→ Written problem: The records that follow are to be transcribed in full, without their images.

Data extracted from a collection

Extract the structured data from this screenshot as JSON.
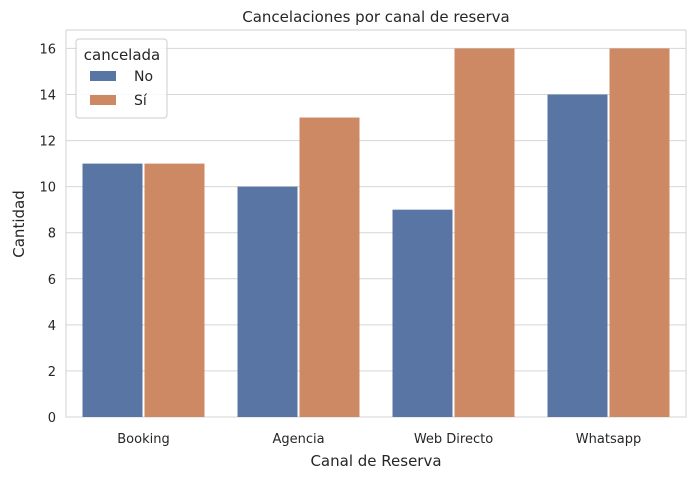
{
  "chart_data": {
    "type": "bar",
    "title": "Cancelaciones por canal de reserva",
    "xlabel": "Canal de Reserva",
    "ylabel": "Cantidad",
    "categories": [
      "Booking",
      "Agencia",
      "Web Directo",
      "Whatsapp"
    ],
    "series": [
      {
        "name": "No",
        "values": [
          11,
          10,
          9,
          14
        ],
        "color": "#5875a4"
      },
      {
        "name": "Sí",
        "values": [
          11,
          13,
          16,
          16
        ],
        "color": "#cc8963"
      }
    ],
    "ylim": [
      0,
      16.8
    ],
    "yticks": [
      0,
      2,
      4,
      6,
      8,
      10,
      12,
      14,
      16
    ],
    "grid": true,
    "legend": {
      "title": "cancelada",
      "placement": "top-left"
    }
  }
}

→ Exercise solution:
Extract the structured data from this screenshot as JSON.
{
  "chart_data": {
    "type": "bar",
    "title": "Cancelaciones por canal de reserva",
    "xlabel": "Canal de Reserva",
    "ylabel": "Cantidad",
    "categories": [
      "Booking",
      "Agencia",
      "Web Directo",
      "Whatsapp"
    ],
    "series": [
      {
        "name": "No",
        "values": [
          11,
          10,
          9,
          14
        ],
        "color": "#5875a4"
      },
      {
        "name": "Sí",
        "values": [
          11,
          13,
          16,
          16
        ],
        "color": "#cc8963"
      }
    ],
    "ylim": [
      0,
      16.8
    ],
    "yticks": [
      0,
      2,
      4,
      6,
      8,
      10,
      12,
      14,
      16
    ],
    "grid": true,
    "legend": {
      "title": "cancelada",
      "placement": "top-left"
    }
  }
}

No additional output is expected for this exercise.